» **Data section**:
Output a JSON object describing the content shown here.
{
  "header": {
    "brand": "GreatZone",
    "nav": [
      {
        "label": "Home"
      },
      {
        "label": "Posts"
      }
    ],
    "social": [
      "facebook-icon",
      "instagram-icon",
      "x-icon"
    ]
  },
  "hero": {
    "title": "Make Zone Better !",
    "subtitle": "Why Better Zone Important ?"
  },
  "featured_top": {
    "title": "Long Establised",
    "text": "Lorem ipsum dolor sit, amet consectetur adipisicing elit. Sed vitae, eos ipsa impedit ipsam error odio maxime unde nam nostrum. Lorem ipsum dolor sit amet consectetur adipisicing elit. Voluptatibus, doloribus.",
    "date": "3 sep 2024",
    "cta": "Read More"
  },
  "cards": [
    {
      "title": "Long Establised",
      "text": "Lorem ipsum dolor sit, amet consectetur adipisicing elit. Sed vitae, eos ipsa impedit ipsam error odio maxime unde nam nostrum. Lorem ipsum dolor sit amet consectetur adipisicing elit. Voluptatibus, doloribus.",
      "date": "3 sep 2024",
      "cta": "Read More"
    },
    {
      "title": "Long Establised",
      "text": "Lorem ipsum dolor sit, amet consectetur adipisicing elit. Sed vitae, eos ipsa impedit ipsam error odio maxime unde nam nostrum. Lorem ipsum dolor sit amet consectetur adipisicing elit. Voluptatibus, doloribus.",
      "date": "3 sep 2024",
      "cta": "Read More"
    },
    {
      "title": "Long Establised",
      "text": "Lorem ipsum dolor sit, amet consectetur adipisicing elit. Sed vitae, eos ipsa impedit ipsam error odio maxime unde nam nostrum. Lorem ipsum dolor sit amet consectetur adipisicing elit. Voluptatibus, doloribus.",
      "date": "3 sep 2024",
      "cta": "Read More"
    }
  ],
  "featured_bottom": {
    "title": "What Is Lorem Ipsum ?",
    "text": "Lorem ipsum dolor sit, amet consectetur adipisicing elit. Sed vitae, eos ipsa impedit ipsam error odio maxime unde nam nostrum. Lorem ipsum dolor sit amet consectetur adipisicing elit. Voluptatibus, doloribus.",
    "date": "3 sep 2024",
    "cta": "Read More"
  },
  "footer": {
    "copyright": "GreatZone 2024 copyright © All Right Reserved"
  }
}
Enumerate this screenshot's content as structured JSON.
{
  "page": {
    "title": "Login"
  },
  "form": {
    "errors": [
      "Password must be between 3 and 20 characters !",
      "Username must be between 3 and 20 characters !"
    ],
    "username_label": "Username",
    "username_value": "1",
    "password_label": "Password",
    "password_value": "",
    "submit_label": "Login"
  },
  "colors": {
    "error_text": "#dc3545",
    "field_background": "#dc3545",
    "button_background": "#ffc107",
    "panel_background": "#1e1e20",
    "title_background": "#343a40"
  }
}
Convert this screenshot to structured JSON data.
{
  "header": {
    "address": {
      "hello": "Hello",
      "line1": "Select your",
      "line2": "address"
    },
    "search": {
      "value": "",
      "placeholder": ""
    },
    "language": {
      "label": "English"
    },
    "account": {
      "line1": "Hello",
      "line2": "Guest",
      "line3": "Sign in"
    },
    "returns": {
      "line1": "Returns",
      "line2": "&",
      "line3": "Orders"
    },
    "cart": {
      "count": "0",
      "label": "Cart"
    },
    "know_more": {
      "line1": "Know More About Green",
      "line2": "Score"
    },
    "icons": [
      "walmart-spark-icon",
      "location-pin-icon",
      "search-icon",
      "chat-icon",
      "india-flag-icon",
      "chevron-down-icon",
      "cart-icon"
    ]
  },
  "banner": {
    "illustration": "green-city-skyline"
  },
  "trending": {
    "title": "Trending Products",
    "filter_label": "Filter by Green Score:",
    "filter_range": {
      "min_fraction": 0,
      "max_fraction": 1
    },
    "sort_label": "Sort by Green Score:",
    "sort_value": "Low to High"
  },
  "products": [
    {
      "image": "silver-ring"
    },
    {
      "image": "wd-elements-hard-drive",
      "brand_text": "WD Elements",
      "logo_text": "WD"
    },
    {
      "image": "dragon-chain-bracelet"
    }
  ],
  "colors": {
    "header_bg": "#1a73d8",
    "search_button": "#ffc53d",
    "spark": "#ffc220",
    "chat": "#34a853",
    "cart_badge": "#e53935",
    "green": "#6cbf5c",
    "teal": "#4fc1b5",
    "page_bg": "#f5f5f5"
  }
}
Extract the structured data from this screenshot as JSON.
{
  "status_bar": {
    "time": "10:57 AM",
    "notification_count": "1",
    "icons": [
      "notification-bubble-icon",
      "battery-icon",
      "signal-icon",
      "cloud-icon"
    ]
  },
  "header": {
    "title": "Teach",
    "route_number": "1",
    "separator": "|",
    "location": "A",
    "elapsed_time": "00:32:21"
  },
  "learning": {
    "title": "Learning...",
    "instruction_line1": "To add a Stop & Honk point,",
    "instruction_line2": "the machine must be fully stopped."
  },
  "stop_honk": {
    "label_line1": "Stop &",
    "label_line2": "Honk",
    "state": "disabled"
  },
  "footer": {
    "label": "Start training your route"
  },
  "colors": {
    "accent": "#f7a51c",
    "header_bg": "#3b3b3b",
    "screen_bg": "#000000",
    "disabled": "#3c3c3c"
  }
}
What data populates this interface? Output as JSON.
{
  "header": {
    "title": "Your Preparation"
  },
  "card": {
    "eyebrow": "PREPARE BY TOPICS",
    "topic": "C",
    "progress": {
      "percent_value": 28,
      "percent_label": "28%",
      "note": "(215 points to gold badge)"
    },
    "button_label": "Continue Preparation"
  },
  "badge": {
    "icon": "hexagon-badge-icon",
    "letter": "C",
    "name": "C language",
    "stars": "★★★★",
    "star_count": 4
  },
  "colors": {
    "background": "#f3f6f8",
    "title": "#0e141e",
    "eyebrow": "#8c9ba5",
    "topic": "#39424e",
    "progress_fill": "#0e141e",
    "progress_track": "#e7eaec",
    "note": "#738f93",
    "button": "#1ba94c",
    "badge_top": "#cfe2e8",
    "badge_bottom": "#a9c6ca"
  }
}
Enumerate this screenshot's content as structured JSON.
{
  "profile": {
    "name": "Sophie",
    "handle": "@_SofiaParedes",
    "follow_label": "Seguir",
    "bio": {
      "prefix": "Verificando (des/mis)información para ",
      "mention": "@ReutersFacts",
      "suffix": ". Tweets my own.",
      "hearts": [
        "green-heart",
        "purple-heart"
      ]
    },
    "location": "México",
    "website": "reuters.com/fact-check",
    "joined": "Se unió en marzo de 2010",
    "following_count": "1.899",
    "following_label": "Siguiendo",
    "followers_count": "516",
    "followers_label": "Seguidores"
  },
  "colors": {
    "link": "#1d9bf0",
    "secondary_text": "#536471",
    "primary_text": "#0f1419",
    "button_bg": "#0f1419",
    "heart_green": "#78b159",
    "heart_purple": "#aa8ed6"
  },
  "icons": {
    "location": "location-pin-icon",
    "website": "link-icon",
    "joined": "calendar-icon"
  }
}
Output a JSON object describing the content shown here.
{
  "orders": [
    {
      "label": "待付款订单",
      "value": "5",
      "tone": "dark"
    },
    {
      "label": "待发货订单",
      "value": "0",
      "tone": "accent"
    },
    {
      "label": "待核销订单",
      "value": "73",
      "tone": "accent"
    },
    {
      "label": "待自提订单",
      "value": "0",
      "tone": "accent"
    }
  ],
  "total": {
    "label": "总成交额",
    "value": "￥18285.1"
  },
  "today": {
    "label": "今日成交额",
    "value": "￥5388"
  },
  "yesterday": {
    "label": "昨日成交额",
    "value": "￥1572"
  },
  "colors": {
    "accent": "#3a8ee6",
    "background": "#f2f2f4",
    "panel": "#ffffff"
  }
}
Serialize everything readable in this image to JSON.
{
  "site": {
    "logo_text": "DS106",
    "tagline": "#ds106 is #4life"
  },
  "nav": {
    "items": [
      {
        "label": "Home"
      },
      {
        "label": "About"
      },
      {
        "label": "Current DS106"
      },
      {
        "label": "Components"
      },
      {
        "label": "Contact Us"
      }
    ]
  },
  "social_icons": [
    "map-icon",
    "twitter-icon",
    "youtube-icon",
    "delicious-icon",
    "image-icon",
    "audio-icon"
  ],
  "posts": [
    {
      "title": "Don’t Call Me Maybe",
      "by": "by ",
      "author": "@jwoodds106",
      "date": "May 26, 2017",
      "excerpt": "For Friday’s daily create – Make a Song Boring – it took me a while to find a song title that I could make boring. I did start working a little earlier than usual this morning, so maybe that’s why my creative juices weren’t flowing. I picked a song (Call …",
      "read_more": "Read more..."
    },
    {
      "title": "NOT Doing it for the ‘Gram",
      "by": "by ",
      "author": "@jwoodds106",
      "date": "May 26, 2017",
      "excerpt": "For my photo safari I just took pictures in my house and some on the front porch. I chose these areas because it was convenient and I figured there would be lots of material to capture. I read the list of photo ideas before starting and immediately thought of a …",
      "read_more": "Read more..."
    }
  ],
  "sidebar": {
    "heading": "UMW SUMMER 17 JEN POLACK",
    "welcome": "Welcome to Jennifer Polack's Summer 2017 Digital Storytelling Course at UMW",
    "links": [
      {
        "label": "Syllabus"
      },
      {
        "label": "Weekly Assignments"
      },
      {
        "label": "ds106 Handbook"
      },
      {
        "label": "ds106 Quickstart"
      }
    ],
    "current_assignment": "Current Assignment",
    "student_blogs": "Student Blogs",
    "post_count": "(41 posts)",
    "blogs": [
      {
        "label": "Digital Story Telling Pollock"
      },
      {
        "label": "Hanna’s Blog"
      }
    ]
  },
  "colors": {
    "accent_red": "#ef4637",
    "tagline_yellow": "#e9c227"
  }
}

» **Given problem**: Only lines that contain the word "Current" are wanted; copy each of them.

» **Response for this exercise**:
        "label": "Current DS106"
    "current_assignment": "Current Assignment",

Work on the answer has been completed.